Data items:
════
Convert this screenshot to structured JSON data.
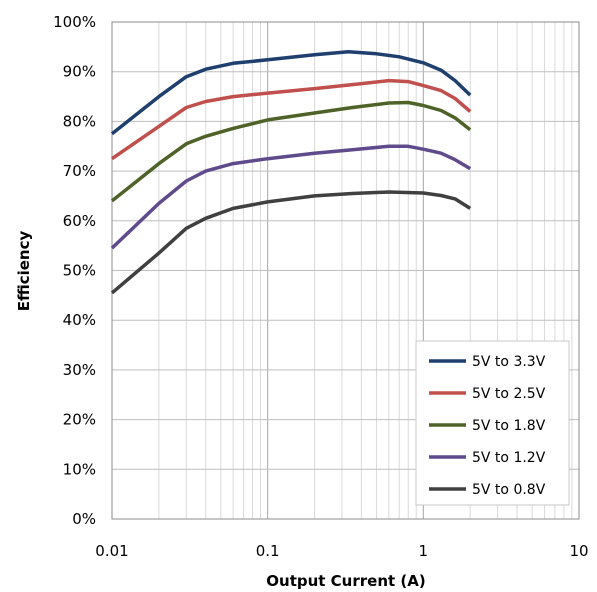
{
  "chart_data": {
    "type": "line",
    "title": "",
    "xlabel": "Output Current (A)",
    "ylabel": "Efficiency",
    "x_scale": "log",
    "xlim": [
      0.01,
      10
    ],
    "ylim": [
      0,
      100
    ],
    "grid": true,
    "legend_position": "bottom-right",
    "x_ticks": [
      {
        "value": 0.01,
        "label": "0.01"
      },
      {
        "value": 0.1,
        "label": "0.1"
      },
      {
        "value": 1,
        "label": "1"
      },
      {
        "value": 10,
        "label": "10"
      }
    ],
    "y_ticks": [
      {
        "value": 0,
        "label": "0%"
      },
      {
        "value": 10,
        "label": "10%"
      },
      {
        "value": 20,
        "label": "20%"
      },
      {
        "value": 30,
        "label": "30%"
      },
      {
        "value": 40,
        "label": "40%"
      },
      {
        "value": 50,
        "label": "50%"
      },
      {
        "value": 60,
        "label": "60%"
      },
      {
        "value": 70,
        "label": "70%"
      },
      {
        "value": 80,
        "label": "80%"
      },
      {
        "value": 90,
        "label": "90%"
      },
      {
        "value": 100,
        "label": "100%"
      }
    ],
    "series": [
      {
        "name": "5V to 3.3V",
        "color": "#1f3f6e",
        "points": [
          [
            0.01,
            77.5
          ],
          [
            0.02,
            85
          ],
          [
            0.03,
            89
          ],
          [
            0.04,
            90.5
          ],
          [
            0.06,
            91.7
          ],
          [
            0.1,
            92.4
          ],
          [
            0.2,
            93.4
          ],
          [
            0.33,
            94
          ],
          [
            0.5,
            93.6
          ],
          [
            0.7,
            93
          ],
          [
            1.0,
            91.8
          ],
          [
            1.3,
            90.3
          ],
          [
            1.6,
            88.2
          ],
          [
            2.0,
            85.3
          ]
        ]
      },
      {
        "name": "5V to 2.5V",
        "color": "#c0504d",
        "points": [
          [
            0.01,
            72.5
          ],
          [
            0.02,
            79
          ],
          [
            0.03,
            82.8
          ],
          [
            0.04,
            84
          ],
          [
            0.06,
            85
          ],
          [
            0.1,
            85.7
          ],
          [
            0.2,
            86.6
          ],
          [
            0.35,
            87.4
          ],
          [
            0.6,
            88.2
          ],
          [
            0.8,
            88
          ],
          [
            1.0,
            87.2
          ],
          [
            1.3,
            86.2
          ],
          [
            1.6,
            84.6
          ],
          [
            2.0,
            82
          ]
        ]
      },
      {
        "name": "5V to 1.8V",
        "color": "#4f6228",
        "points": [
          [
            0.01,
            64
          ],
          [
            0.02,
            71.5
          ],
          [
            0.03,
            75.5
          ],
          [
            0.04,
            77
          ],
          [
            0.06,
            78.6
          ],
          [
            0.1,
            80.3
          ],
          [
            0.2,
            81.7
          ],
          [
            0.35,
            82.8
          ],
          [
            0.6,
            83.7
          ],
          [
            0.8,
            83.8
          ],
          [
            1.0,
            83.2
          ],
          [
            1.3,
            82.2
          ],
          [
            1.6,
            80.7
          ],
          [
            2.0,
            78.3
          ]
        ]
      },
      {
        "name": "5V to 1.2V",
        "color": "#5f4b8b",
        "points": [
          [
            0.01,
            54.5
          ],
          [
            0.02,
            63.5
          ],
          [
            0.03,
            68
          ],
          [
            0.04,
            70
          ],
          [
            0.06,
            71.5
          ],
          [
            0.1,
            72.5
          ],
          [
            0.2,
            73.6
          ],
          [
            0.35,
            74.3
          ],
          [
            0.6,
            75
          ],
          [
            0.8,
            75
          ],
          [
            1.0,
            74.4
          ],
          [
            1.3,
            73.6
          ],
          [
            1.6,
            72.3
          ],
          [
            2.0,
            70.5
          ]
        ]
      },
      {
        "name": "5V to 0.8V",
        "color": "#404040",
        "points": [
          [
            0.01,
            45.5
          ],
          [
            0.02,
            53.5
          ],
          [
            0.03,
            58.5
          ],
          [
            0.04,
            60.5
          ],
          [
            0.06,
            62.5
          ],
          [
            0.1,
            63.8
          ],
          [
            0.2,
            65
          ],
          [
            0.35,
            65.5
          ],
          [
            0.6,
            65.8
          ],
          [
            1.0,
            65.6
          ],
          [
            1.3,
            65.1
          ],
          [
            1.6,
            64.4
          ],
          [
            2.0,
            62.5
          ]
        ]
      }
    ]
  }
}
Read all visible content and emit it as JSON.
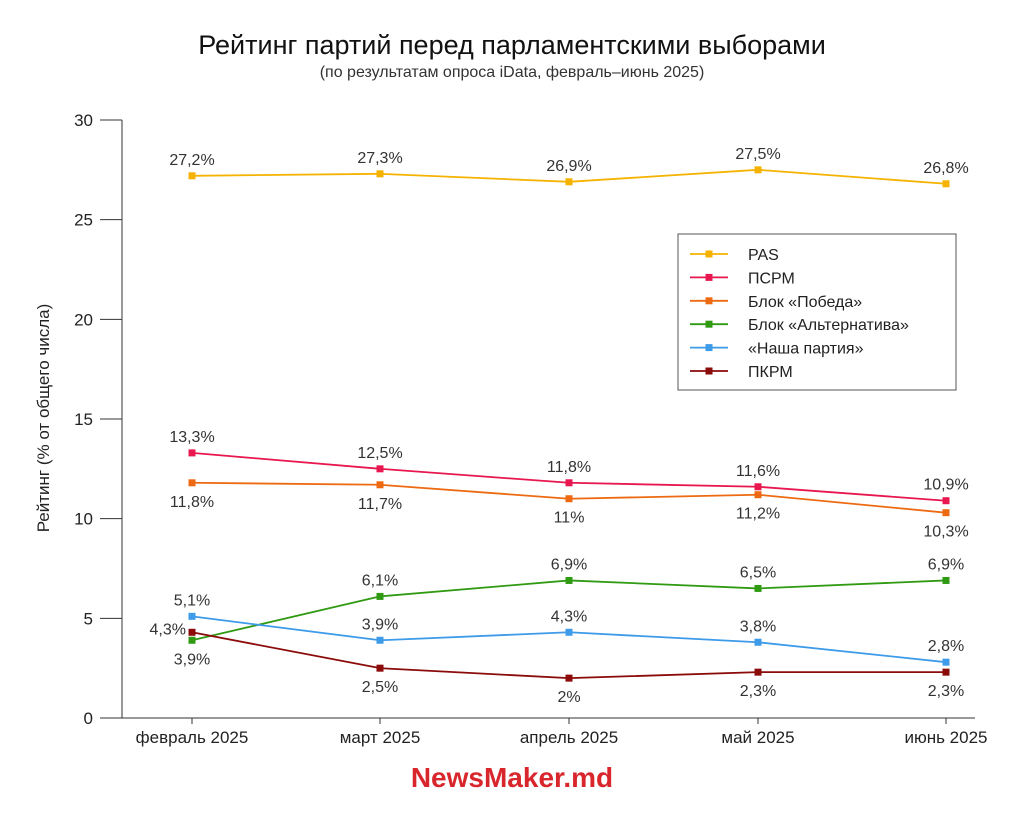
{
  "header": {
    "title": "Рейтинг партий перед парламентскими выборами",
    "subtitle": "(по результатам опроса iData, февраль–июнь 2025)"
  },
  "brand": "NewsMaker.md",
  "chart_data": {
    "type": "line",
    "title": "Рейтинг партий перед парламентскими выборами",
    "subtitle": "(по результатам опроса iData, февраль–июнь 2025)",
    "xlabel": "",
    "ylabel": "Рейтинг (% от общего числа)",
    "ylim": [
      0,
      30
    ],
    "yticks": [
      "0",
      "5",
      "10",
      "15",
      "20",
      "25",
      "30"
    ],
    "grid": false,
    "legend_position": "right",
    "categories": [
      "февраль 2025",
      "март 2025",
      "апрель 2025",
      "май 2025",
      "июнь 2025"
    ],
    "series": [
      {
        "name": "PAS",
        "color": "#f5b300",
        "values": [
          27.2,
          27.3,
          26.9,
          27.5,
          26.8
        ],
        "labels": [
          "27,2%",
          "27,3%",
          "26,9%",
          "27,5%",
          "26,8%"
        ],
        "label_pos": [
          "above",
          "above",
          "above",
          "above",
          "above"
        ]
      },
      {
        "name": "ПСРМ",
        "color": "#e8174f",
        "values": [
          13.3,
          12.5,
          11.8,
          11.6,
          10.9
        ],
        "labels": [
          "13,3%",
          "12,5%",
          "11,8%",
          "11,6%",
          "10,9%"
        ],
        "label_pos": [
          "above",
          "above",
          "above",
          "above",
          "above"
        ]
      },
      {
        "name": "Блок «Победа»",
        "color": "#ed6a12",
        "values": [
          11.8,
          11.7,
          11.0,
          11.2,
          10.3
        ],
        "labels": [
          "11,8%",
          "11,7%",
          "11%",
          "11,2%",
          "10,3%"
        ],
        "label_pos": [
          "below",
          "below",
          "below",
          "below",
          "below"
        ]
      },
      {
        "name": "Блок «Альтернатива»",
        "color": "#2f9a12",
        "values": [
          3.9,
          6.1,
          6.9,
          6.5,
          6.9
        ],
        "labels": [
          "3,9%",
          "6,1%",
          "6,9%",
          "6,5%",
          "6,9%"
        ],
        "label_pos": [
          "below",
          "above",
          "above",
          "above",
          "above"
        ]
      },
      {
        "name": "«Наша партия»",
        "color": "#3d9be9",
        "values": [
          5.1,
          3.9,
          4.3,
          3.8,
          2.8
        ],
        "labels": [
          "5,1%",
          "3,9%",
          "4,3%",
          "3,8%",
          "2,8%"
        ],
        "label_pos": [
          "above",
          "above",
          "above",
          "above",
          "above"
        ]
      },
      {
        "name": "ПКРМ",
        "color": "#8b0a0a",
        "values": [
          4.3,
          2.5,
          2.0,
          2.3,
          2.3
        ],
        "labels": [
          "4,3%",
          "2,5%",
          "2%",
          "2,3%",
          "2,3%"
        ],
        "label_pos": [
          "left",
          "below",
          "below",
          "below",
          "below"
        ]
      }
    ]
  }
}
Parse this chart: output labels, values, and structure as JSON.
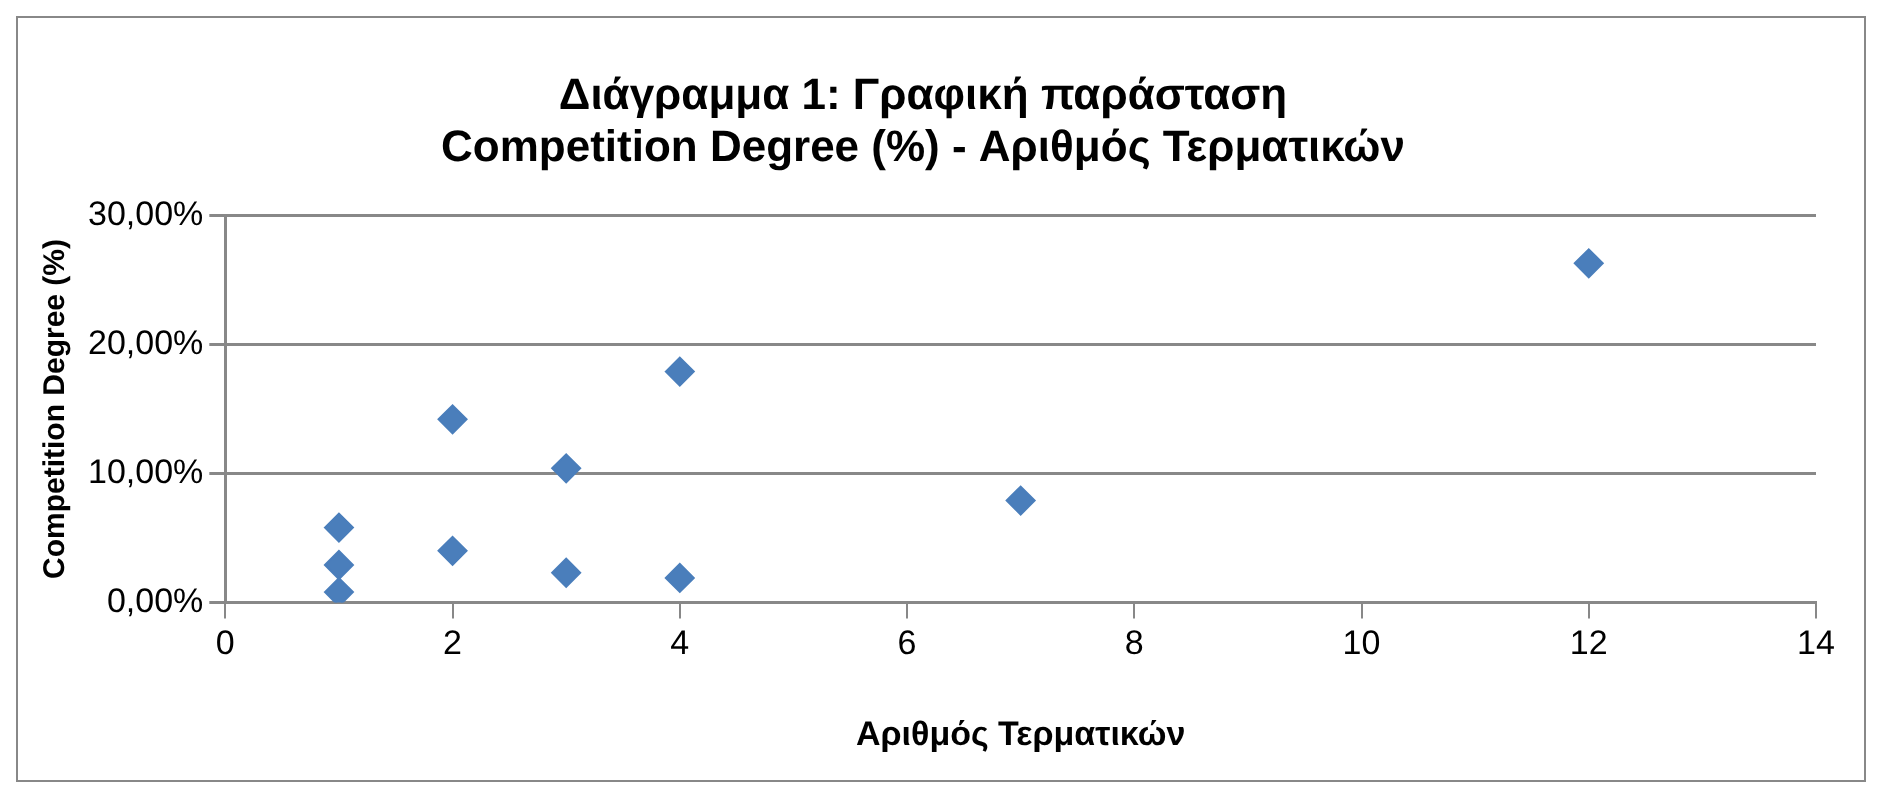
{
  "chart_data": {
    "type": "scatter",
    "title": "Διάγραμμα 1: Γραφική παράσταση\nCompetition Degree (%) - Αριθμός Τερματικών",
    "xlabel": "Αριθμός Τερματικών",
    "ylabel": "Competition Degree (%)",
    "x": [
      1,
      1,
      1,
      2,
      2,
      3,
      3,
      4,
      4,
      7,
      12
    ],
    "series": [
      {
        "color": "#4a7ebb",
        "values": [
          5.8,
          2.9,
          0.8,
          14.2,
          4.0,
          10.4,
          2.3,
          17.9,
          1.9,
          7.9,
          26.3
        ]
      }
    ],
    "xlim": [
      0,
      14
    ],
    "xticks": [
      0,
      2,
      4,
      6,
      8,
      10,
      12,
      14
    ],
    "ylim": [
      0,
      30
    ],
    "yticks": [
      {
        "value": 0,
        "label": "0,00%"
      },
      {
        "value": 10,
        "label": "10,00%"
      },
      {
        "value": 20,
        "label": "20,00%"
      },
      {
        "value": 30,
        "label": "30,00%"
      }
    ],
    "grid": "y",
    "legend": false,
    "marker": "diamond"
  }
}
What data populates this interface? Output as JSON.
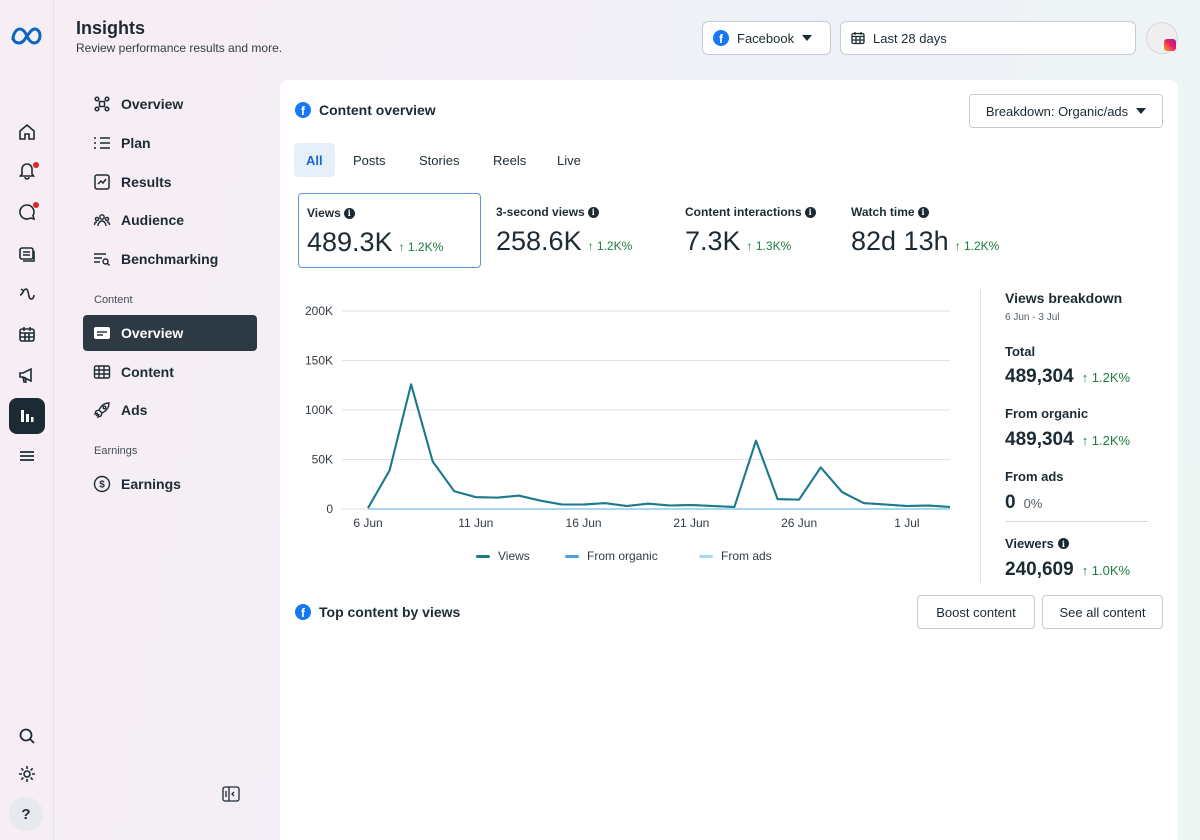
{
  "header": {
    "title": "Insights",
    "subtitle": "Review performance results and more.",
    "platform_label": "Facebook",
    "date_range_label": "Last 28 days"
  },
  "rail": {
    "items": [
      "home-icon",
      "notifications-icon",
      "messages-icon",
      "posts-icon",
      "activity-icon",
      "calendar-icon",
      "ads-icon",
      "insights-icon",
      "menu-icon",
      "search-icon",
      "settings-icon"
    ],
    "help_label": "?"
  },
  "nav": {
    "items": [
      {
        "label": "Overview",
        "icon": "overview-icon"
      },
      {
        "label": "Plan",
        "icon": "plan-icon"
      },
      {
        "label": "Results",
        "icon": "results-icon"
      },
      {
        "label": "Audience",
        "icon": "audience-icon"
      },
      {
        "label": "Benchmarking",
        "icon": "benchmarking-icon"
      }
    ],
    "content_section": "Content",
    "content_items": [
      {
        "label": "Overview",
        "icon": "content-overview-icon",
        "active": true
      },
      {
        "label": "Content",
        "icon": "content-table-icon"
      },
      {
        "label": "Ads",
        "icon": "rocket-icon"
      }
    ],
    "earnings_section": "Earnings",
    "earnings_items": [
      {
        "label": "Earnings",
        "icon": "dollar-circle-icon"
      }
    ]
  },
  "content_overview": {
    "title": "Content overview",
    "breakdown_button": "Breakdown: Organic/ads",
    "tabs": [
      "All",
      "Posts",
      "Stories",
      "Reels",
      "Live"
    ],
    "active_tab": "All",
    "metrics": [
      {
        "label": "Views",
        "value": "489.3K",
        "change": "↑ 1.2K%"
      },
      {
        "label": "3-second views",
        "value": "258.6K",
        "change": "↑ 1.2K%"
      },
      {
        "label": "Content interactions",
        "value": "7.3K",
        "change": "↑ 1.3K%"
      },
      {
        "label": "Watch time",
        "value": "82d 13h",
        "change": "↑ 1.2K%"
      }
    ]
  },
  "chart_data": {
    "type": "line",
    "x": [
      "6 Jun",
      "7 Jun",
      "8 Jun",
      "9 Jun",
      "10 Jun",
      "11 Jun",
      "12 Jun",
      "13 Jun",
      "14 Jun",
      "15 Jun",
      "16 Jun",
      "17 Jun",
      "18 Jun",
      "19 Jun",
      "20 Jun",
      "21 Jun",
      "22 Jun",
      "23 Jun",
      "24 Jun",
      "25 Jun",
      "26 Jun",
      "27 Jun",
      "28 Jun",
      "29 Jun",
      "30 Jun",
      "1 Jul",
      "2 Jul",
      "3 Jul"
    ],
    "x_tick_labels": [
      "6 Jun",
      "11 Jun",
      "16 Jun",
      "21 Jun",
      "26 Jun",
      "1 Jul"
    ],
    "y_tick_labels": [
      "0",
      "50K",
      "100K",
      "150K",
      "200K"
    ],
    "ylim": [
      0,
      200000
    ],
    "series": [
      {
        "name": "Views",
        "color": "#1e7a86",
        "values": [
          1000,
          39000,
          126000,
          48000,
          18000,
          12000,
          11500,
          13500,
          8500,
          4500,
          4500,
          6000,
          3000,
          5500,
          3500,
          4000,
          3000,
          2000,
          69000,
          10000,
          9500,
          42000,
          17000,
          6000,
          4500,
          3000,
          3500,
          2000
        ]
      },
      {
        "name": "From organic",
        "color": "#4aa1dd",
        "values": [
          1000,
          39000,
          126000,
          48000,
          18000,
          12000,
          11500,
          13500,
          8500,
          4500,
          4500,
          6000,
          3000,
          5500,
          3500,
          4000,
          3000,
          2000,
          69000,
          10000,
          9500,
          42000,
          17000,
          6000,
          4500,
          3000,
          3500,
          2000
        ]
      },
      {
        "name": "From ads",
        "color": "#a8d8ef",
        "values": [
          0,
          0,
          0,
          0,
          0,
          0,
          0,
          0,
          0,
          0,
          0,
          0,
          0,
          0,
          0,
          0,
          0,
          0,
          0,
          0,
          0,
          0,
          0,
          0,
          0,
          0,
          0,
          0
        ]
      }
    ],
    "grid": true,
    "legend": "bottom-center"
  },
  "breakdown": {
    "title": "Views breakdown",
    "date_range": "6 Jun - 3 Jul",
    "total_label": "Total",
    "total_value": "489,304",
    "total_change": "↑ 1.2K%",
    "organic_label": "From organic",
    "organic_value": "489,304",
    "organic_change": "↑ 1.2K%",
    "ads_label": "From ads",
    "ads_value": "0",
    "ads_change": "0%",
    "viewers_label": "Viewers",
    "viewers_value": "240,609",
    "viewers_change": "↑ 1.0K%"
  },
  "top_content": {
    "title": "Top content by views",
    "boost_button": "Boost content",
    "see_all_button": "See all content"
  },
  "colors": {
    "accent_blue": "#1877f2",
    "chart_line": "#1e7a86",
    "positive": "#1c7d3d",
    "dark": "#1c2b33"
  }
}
════
- [STATED TASK]
Count the lines in the records above that contain the word "this", and reply with only that number.

- [FULL SOLUTION]
3